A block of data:
——

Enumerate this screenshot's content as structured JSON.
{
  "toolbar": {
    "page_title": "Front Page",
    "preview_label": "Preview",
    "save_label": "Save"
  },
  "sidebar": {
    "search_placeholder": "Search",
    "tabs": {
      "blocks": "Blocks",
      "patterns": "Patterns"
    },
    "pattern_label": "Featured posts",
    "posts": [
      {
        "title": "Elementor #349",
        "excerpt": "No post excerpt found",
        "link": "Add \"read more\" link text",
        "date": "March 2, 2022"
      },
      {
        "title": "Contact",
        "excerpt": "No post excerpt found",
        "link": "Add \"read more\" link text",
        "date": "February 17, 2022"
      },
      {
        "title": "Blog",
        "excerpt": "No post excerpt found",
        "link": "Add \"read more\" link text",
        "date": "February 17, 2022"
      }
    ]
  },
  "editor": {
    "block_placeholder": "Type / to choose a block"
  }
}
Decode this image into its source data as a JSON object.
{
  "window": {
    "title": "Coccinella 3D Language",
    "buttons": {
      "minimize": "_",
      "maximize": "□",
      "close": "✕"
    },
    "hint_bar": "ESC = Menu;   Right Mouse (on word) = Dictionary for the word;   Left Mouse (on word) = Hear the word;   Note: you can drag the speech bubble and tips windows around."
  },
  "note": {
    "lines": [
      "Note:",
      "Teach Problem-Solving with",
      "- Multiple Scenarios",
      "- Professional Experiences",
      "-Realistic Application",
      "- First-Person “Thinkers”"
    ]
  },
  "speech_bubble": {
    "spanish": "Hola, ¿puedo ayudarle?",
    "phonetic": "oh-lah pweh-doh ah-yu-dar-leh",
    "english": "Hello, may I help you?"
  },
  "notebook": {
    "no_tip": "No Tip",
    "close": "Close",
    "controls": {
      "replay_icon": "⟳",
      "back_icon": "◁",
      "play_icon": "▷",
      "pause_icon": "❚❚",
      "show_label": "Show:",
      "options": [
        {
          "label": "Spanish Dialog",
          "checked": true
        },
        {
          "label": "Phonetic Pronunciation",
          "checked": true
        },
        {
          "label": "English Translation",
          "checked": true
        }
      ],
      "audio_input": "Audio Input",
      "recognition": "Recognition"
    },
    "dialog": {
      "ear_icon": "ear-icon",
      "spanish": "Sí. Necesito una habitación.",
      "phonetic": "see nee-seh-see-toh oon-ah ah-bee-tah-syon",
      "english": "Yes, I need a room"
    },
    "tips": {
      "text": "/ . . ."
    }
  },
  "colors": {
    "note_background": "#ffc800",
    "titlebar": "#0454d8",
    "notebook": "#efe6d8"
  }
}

——

Challenge:
Using the material above, reproduce exactly the line that contains "Decode this image" and all lines after it through the last one, and only those.

Solution to this task:
Decode this image into its source data as a JSON object.
{
  "window": {
    "title": "Coccinella 3D Language",
    "buttons": {
      "minimize": "_",
      "maximize": "□",
      "close": "✕"
    },
    "hint_bar": "ESC = Menu;   Right Mouse (on word) = Dictionary for the word;   Left Mouse (on word) = Hear the word;   Note: you can drag the speech bubble and tips windows around."
  },
  "note": {
    "lines": [
      "Note:",
      "Teach Problem-Solving with",
      "- Multiple Scenarios",
      "- Professional Experiences",
      "-Realistic Application",
      "- First-Person “Thinkers”"
    ]
  },
  "speech_bubble": {
    "spanish": "Hola, ¿puedo ayudarle?",
    "phonetic": "oh-lah pweh-doh ah-yu-dar-leh",
    "english": "Hello, may I help you?"
  },
  "notebook": {
    "no_tip": "No Tip",
    "close": "Close",
    "controls": {
      "replay_icon": "⟳",
      "back_icon": "◁",
      "play_icon": "▷",
      "pause_icon": "❚❚",
      "show_label": "Show:",
      "options": [
        {
          "label": "Spanish Dialog",
          "checked": true
        },
        {
          "label": "Phonetic Pronunciation",
          "checked": true
        },
        {
          "label": "English Translation",
          "checked": true
        }
      ],
      "audio_input": "Audio Input",
      "recognition": "Recognition"
    },
    "dialog": {
      "ear_icon": "ear-icon",
      "spanish": "Sí. Necesito una habitación.",
      "phonetic": "see nee-seh-see-toh oon-ah ah-bee-tah-syon",
      "english": "Yes, I need a room"
    },
    "tips": {
      "text": "/ . . ."
    }
  },
  "colors": {
    "note_background": "#ffc800",
    "titlebar": "#0454d8",
    "notebook": "#efe6d8"
  }
}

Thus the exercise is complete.